* **Your task**
Copy out each line that has "correct" in it.

Data items
◆ ◆ ◆ ◆

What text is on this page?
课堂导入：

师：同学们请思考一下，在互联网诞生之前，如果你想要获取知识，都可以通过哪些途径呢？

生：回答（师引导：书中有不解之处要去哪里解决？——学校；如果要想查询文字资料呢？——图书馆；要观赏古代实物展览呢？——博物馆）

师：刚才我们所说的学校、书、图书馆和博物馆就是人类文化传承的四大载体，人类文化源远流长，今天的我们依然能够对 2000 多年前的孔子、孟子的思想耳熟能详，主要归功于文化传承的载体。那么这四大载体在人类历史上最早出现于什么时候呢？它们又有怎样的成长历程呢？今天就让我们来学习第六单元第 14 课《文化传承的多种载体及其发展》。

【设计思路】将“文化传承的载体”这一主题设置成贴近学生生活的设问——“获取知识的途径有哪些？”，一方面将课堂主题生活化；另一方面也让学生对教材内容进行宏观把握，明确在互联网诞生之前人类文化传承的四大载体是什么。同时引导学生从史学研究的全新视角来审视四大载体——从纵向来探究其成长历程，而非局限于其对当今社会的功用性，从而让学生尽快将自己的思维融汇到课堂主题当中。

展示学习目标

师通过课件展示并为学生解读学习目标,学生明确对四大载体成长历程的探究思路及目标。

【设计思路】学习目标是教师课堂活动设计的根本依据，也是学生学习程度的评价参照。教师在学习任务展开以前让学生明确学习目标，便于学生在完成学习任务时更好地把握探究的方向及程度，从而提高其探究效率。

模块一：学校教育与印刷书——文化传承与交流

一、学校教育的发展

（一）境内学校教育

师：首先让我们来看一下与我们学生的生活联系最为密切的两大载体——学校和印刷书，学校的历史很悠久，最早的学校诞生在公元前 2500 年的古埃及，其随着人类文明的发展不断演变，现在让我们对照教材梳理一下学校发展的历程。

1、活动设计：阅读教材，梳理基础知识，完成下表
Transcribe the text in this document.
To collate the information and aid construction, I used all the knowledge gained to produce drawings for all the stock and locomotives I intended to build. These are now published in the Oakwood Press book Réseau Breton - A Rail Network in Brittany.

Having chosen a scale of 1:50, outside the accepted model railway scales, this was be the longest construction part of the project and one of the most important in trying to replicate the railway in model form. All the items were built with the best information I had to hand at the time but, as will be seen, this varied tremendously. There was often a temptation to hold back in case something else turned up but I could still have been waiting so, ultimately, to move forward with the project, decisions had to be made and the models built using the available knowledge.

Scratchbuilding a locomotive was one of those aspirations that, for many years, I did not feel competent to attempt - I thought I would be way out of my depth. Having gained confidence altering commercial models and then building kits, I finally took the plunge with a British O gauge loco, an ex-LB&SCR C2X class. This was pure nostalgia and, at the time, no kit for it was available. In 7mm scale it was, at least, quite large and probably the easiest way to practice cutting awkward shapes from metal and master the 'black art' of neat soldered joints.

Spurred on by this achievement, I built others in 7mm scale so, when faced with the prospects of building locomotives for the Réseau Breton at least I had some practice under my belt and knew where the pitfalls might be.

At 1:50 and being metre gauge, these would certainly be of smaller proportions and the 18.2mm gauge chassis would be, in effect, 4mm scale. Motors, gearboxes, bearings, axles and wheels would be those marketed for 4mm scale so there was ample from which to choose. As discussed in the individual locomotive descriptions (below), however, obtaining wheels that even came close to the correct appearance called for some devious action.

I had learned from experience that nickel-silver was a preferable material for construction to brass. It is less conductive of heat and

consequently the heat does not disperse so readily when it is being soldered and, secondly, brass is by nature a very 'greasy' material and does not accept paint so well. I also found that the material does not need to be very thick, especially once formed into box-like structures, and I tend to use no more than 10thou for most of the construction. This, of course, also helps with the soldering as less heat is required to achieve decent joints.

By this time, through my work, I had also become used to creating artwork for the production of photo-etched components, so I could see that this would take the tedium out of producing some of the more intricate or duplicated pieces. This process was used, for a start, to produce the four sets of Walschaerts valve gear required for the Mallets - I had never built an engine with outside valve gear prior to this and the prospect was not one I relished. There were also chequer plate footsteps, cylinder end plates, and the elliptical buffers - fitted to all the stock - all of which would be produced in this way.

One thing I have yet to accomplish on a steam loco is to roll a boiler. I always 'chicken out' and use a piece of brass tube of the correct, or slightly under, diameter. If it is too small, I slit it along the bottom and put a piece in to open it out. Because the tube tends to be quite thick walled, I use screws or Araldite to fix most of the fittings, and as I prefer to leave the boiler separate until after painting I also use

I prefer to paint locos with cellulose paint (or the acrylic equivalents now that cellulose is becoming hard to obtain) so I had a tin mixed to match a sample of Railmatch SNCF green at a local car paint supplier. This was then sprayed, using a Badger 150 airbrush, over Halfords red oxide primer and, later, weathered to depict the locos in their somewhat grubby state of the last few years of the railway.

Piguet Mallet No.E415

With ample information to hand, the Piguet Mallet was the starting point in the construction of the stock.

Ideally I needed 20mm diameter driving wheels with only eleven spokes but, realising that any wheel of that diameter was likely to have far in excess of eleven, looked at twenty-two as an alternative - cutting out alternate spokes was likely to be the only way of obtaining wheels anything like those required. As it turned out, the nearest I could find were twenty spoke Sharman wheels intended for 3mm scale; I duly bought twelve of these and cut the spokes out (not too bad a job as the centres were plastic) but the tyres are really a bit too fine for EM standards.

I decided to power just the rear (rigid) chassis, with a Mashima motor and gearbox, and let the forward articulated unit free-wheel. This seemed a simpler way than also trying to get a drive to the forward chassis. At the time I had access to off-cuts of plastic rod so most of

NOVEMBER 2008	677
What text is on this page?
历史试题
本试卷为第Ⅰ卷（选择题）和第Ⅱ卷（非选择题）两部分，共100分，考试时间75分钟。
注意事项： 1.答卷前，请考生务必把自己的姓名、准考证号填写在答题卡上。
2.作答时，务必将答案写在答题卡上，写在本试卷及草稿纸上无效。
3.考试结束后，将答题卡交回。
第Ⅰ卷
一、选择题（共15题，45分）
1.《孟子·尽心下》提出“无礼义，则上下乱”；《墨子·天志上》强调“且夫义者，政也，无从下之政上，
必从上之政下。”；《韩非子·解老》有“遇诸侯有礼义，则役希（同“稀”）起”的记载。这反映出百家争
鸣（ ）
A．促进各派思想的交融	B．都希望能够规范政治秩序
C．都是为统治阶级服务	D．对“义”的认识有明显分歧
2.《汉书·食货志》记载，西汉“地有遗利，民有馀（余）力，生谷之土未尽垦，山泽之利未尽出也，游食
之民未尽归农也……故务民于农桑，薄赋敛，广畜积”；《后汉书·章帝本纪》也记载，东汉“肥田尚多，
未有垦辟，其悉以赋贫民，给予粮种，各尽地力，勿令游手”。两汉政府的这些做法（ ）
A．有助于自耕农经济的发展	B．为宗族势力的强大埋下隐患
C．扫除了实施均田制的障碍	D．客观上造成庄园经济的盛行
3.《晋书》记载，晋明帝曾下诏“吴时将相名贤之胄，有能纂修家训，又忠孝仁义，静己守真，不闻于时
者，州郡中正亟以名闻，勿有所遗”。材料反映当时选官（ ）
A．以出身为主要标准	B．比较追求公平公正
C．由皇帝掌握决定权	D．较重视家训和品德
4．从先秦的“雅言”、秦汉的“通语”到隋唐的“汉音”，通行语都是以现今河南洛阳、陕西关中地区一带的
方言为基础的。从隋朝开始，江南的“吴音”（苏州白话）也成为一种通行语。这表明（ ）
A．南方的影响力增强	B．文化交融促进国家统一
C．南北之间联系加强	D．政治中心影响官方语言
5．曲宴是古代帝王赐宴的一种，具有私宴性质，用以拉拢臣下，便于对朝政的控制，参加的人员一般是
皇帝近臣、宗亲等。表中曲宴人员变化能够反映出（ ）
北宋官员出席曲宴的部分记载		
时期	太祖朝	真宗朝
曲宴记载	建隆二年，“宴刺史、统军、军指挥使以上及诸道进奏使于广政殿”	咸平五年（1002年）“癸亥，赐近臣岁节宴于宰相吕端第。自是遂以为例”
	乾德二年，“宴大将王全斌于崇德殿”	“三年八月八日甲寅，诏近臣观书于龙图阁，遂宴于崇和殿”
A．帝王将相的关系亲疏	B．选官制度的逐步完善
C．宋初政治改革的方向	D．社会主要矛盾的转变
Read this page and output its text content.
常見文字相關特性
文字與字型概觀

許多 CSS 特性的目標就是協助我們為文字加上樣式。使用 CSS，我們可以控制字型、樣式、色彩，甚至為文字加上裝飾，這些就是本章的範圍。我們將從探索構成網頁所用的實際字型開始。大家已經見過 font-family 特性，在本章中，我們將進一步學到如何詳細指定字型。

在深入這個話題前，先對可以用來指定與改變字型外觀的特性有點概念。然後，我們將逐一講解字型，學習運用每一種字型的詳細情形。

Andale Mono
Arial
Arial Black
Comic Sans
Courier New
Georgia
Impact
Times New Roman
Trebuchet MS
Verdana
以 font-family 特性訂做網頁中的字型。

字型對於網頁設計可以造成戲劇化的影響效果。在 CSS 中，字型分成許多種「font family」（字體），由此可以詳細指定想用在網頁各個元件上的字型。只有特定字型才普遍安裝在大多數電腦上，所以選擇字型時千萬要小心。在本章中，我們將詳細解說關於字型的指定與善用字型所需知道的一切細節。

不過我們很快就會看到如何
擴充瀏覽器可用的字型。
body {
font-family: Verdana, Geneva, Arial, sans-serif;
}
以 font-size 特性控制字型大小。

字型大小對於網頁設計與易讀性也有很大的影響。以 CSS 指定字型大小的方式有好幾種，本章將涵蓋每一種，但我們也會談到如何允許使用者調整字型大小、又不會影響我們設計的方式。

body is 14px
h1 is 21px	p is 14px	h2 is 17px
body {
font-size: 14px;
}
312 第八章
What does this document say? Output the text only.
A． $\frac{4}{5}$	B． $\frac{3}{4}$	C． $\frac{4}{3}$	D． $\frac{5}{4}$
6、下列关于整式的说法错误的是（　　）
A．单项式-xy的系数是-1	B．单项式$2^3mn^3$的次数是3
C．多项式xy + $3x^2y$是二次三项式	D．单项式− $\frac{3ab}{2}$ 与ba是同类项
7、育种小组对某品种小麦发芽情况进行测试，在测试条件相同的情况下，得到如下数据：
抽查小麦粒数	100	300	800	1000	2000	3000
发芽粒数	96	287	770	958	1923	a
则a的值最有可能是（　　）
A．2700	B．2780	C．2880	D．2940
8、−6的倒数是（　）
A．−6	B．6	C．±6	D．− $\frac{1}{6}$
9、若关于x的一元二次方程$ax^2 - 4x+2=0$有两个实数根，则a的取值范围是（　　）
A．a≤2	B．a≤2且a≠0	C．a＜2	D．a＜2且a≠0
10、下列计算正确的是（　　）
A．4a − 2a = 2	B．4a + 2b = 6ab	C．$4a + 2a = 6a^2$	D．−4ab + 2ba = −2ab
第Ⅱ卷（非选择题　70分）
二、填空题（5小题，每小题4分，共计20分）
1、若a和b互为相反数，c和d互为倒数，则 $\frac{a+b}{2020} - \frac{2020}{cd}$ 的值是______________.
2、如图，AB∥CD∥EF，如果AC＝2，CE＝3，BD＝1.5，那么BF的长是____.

◆ ◆ ◆ ◆

* **Problem solution**
At 1:50 and being metre gauge, these would certainly be of smaller proportions and the 18.2mm gauge chassis would be, in effect, 4mm scale. Motors, gearboxes, bearings, axles and wheels would be those marketed for 4mm scale so there was ample from which to choose. As discussed in the individual locomotive descriptions (below), however, obtaining wheels that even came close to the correct appearance called for some devious action.
One thing I have yet to accomplish on a steam loco is to roll a boiler. I always 'chicken out' and use a piece of brass tube of the correct, or slightly under, diameter. If it is too small, I slit it along the bottom and put a piece in to open it out. Because the tube tends to be quite thick walled, I use screws or Araldite to fix most of the fittings, and as I prefer to leave the boiler separate until after painting I also use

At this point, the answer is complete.